▶ **Job**: Transcribe only the part of the listing below that begins at the line containing "What data populates" and runs to its final line, keeping both ends.

A run of records:
####################

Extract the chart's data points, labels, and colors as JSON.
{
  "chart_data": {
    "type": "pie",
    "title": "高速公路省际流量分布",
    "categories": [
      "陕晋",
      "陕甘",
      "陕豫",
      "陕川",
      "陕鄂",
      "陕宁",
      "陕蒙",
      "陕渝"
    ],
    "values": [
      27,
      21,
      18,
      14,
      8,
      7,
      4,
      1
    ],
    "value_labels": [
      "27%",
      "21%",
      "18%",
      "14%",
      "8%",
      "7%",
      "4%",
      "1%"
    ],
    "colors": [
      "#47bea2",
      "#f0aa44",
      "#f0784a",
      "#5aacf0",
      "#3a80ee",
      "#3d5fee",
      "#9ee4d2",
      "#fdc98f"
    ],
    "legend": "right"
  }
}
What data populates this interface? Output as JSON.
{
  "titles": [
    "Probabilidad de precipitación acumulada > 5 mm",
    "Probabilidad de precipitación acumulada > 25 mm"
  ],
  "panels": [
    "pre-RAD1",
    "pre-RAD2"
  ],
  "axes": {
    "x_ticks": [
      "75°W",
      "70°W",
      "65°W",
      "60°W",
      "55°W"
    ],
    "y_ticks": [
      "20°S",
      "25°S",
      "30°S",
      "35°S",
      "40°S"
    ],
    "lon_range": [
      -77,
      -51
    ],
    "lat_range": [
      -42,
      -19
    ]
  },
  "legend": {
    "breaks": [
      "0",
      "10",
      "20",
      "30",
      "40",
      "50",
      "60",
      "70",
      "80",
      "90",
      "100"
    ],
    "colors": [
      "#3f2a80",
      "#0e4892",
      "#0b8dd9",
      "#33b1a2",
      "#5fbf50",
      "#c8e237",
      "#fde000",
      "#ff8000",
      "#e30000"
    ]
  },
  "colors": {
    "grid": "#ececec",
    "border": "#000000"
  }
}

####################

▶ **Answer to this task**:
What data populates this interface? Output as JSON.
{
  "titles": [
    "Probabilidad de precipitación acumulada > 5 mm",
    "Probabilidad de precipitación acumulada > 25 mm"
  ],
  "panels": [
    "pre-RAD1",
    "pre-RAD2"
  ],
  "axes": {
    "x_ticks": [
      "75°W",
      "70°W",
      "65°W",
      "60°W",
      "55°W"
    ],
    "y_ticks": [
      "20°S",
      "25°S",
      "30°S",
      "35°S",
      "40°S"
    ],
    "lon_range": [
      -77,
      -51
    ],
    "lat_range": [
      -42,
      -19
    ]
  },
  "legend": {
    "breaks": [
      "0",
      "10",
      "20",
      "30",
      "40",
      "50",
      "60",
      "70",
      "80",
      "90",
      "100"
    ],
    "colors": [
      "#3f2a80",
      "#0e4892",
      "#0b8dd9",
      "#33b1a2",
      "#5fbf50",
      "#c8e237",
      "#fde000",
      "#ff8000",
      "#e30000"
    ]
  },
  "colors": {
    "grid": "#ececec",
    "border": "#000000"
  }
}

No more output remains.